_Job_
Return each line of the records with nothing changed, pictures excepted.

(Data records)

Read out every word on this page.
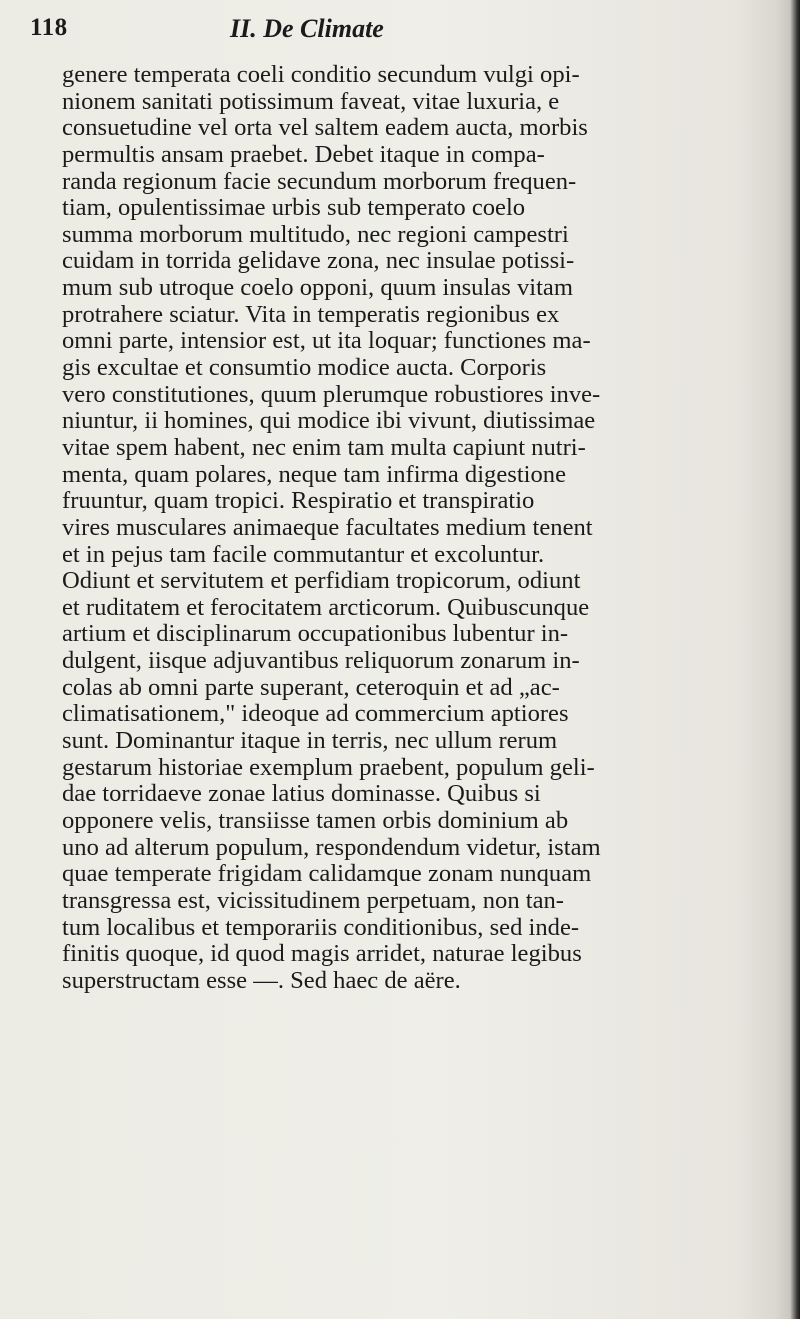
118	II. De Climate
genere temperata coeli conditio secundum vulgi opi-
nionem sanitati potissimum faveat, vitae luxuria, e
consuetudine vel orta vel saltem eadem aucta, morbis
permultis ansam praebet. Debet itaque in compa-
randa regionum facie secundum morborum frequen-
tiam, opulentissimae urbis sub temperato coelo
summa morborum multitudo, nec regioni campestri
cuidam in torrida gelidave zona, nec insulae potissi-
mum sub utroque coelo opponi, quum insulas vitam
protrahere sciatur. Vita in temperatis regionibus ex
omni parte, intensior est, ut ita loquar; functiones ma-
gis excultae et consumtio modice aucta. Corporis
vero constitutiones, quum plerumque robustiores inve-
niuntur, ii homines, qui modice ibi vivunt, diutissimae
vitae spem habent, nec enim tam multa capiunt nutri-
menta, quam polares, neque tam infirma digestione
fruuntur, quam tropici. Respiratio et transpiratio
vires musculares animaeque facultates medium tenent
et in pejus tam facile commutantur et excoluntur.
Odiunt et servitutem et perfidiam tropicorum, odiunt
et ruditatem et ferocitatem arcticorum. Quibuscunque
artium et disciplinarum occupationibus lubentur in-
dulgent, iisque adjuvantibus reliquorum zonarum in-
colas ab omni parte superant, ceteroquin et ad „ac-
climatisationem," ideoque ad commercium aptiores
sunt. Dominantur itaque in terris, nec ullum rerum
gestarum historiae exemplum praebent, populum geli-
dae torridaeve zonae latius dominasse. Quibus si
opponere velis, transiisse tamen orbis dominium ab
uno ad alterum populum, respondendum videtur, istam
quae temperate frigidam calidamque zonam nunquam
transgressa est, vicissitudinem perpetuam, non tan-
tum localibus et temporariis conditionibus, sed inde-
finitis quoque, id quod magis arridet, naturae legibus
superstructam esse —. Sed haec de aëre.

_Written answer_
Read out every word on this page.
118	II. De Climate
genere temperata coeli conditio secundum vulgi opi-
nionem sanitati potissimum faveat, vitae luxuria, e
consuetudine vel orta vel saltem eadem aucta, morbis
permultis ansam praebet. Debet itaque in compa-
randa regionum facie secundum morborum frequen-
tiam, opulentissimae urbis sub temperato coelo
summa morborum multitudo, nec regioni campestri
cuidam in torrida gelidave zona, nec insulae potissi-
mum sub utroque coelo opponi, quum insulas vitam
protrahere sciatur. Vita in temperatis regionibus ex
omni parte, intensior est, ut ita loquar; functiones ma-
gis excultae et consumtio modice aucta. Corporis
vero constitutiones, quum plerumque robustiores inve-
niuntur, ii homines, qui modice ibi vivunt, diutissimae
vitae spem habent, nec enim tam multa capiunt nutri-
menta, quam polares, neque tam infirma digestione
fruuntur, quam tropici. Respiratio et transpiratio
vires musculares animaeque facultates medium tenent
et in pejus tam facile commutantur et excoluntur.
Odiunt et servitutem et perfidiam tropicorum, odiunt
et ruditatem et ferocitatem arcticorum. Quibuscunque
artium et disciplinarum occupationibus lubentur in-
dulgent, iisque adjuvantibus reliquorum zonarum in-
colas ab omni parte superant, ceteroquin et ad „ac-
climatisationem," ideoque ad commercium aptiores
sunt. Dominantur itaque in terris, nec ullum rerum
gestarum historiae exemplum praebent, populum geli-
dae torridaeve zonae latius dominasse. Quibus si
opponere velis, transiisse tamen orbis dominium ab
uno ad alterum populum, respondendum videtur, istam
quae temperate frigidam calidamque zonam nunquam
transgressa est, vicissitudinem perpetuam, non tan-
tum localibus et temporariis conditionibus, sed inde-
finitis quoque, id quod magis arridet, naturae legibus
superstructam esse —. Sed haec de aëre.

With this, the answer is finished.